(Dataset excerpt)
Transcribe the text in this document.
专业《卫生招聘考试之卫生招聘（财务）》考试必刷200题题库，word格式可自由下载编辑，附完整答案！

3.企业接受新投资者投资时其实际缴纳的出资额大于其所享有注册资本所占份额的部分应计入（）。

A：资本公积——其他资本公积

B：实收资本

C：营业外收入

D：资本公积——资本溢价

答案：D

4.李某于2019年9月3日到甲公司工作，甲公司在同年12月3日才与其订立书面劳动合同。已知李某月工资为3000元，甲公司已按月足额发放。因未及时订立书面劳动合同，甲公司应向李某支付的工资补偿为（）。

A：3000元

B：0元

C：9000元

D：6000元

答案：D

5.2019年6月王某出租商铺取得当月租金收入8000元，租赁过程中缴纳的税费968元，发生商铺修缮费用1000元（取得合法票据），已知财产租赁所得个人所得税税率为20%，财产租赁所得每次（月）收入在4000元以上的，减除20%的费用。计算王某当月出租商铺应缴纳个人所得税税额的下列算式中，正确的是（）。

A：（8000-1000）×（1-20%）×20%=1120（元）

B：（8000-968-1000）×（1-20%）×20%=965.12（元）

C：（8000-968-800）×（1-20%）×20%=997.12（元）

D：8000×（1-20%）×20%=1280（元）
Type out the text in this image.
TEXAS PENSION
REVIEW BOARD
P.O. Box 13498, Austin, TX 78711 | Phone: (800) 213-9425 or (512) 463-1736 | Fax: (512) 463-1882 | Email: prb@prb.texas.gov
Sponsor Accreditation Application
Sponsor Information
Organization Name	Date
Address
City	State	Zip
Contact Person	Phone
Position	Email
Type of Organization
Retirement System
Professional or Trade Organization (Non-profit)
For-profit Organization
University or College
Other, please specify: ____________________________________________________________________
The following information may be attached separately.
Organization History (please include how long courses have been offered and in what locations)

Exercise directions -
Please quote the records above exactly, without skipping a line.

Reply to the task -
Transcribe the text in this document.
专业《卫生招聘考试之卫生招聘（财务）》考试必刷200题题库，word格式可自由下载编辑，附完整答案！

3.企业接受新投资者投资时其实际缴纳的出资额大于其所享有注册资本所占份额的部分应计入（）。

A：资本公积——其他资本公积

B：实收资本

C：营业外收入

D：资本公积——资本溢价

答案：D

4.李某于2019年9月3日到甲公司工作，甲公司在同年12月3日才与其订立书面劳动合同。已知李某月工资为3000元，甲公司已按月足额发放。因未及时订立书面劳动合同，甲公司应向李某支付的工资补偿为（）。

A：3000元

B：0元

C：9000元

D：6000元

答案：D

5.2019年6月王某出租商铺取得当月租金收入8000元，租赁过程中缴纳的税费968元，发生商铺修缮费用1000元（取得合法票据），已知财产租赁所得个人所得税税率为20%，财产租赁所得每次（月）收入在4000元以上的，减除20%的费用。计算王某当月出租商铺应缴纳个人所得税税额的下列算式中，正确的是（）。

A：（8000-1000）×（1-20%）×20%=1120（元）

B：（8000-968-1000）×（1-20%）×20%=965.12（元）

C：（8000-968-800）×（1-20%）×20%=997.12（元）

D：8000×（1-20%）×20%=1280（元）
Type out the text in this image.
TEXAS PENSION
REVIEW BOARD
P.O. Box 13498, Austin, TX 78711 | Phone: (800) 213-9425 or (512) 463-1736 | Fax: (512) 463-1882 | Email: prb@prb.texas.gov
Sponsor Accreditation Application
Sponsor Information
Organization Name	Date
Address
City	State	Zip
Contact Person	Phone
Position	Email
Type of Organization
Retirement System
Professional or Trade Organization (Non-profit)
For-profit Organization
University or College
Other, please specify: ____________________________________________________________________
The following information may be attached separately.
Organization History (please include how long courses have been offered and in what locations)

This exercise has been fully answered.